_Input rows:_
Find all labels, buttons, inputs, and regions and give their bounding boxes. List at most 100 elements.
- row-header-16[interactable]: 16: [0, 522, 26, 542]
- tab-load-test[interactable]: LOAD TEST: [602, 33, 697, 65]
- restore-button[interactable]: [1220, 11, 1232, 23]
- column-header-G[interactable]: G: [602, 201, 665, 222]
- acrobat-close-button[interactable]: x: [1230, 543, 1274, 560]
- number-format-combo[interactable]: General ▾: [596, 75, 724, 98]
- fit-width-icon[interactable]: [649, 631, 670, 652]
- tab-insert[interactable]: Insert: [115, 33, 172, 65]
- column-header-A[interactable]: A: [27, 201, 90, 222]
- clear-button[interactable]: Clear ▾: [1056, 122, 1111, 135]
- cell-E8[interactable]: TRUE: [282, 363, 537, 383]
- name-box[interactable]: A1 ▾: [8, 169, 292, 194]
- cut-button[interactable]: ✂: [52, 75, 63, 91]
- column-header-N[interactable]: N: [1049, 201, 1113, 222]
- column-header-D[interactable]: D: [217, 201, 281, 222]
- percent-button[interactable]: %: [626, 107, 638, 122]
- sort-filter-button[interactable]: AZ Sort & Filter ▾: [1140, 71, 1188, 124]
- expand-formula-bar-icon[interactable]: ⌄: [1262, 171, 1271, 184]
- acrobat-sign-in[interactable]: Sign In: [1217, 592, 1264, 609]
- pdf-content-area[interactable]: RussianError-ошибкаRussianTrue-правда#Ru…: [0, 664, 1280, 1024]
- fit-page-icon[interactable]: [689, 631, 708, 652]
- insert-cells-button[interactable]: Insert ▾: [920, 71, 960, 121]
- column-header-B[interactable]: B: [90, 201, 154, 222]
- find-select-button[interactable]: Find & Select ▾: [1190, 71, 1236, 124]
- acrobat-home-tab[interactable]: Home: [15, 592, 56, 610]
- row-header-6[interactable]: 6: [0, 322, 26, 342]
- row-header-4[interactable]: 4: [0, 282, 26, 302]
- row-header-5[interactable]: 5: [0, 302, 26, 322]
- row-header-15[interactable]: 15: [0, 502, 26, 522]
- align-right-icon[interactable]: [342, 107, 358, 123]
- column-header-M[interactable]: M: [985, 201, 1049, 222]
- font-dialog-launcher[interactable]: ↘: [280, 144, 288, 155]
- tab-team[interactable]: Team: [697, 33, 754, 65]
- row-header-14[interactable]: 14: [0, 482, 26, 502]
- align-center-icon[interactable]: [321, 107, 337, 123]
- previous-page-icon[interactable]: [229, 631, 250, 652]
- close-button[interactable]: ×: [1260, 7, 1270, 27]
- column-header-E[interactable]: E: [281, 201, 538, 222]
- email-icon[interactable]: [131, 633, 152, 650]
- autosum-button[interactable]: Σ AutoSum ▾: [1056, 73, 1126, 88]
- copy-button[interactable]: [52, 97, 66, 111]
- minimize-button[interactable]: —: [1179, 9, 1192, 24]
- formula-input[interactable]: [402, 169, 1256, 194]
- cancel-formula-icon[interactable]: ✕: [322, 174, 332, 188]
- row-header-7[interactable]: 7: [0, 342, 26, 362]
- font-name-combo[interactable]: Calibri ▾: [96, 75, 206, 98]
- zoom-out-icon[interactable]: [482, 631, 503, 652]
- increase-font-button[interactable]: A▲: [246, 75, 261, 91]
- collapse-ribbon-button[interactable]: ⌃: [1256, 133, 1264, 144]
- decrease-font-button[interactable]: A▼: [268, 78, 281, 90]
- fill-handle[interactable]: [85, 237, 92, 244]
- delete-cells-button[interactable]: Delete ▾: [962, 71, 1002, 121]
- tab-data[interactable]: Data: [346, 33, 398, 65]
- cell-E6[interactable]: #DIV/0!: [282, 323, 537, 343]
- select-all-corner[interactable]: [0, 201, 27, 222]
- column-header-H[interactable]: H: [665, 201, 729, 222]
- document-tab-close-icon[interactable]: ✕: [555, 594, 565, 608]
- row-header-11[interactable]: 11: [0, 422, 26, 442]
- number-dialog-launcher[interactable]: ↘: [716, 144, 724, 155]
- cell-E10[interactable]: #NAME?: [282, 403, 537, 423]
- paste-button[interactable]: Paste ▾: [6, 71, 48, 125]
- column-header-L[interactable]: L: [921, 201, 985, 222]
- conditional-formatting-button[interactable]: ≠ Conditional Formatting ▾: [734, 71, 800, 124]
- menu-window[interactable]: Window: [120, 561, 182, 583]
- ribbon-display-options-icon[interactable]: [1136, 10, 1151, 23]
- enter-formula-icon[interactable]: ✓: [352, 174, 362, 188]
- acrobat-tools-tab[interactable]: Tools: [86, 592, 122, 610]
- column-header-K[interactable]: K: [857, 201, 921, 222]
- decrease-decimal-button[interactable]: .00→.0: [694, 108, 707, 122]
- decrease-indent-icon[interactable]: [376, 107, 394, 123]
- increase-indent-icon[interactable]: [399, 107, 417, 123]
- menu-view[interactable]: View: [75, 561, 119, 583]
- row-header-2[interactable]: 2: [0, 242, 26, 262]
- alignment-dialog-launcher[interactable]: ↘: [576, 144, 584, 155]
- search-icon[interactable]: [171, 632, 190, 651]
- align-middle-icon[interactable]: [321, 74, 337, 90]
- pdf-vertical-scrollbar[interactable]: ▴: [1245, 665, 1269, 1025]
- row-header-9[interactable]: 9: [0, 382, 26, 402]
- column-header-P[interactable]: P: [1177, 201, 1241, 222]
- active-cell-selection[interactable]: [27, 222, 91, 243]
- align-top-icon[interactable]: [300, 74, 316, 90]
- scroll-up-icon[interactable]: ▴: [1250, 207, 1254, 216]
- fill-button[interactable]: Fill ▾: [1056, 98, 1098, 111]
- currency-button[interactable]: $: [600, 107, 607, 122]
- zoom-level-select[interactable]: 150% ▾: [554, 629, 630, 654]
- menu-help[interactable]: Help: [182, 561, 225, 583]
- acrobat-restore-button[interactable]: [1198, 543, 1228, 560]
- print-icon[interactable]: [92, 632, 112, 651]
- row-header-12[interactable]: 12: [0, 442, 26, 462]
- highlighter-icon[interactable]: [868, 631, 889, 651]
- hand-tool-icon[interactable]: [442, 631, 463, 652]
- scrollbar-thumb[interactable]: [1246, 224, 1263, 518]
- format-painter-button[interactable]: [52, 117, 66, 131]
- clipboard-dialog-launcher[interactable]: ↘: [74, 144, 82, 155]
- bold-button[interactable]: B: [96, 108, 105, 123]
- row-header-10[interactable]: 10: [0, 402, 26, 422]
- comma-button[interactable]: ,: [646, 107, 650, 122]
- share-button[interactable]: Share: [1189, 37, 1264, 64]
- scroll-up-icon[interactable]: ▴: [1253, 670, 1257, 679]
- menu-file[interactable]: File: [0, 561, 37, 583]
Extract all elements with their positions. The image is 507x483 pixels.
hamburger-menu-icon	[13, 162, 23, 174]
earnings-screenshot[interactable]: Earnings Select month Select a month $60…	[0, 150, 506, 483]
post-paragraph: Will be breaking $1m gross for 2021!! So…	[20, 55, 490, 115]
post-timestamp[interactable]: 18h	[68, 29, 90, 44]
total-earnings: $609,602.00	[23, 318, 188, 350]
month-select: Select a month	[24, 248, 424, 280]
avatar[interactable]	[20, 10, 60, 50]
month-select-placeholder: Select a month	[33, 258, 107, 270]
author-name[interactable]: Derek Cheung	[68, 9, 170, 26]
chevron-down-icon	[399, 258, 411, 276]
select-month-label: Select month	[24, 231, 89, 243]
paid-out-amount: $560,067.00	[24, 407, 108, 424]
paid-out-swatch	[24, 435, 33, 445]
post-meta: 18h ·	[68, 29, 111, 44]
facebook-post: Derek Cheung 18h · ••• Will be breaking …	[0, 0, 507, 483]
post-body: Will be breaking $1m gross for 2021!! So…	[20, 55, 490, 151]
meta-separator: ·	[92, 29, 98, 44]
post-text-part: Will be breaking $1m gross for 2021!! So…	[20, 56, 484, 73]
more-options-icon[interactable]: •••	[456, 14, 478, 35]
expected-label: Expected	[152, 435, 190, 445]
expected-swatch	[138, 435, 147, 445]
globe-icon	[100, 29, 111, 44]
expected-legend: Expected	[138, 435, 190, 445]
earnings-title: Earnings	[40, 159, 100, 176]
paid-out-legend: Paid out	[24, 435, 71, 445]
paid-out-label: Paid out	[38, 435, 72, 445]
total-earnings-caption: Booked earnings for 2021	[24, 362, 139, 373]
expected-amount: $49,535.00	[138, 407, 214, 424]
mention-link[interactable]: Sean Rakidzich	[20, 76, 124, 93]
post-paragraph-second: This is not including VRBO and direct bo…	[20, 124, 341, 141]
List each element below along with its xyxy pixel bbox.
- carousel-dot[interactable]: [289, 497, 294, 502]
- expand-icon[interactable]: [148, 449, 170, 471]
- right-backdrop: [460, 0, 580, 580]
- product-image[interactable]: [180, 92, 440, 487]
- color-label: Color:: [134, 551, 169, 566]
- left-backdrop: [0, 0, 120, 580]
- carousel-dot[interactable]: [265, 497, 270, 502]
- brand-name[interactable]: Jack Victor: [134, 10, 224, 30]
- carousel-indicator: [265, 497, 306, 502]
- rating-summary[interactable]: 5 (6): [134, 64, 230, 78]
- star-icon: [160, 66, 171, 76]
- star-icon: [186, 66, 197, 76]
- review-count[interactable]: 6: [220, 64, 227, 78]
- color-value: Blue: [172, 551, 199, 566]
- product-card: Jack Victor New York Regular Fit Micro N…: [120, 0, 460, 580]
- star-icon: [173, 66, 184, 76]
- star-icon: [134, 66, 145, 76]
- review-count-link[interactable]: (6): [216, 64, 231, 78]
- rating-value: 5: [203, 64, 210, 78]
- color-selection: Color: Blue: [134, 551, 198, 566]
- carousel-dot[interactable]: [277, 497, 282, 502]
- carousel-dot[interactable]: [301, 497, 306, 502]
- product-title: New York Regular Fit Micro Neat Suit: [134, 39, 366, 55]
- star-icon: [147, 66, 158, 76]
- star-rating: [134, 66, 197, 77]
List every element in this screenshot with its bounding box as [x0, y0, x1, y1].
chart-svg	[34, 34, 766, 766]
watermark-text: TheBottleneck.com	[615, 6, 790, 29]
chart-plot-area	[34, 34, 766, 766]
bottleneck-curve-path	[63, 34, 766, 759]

_Exercise prompt:_ Print the records from their first line through the line containing "- restore-button[interactable]: [1220, 11, 1232, 23]", including both ends and matching every character.

_Task solution:_
Find all labels, buttons, inputs, and regions and give their bounding boxes. List at most 100 elements.
- row-header-16[interactable]: 16: [0, 522, 26, 542]
- tab-load-test[interactable]: LOAD TEST: [602, 33, 697, 65]
- restore-button[interactable]: [1220, 11, 1232, 23]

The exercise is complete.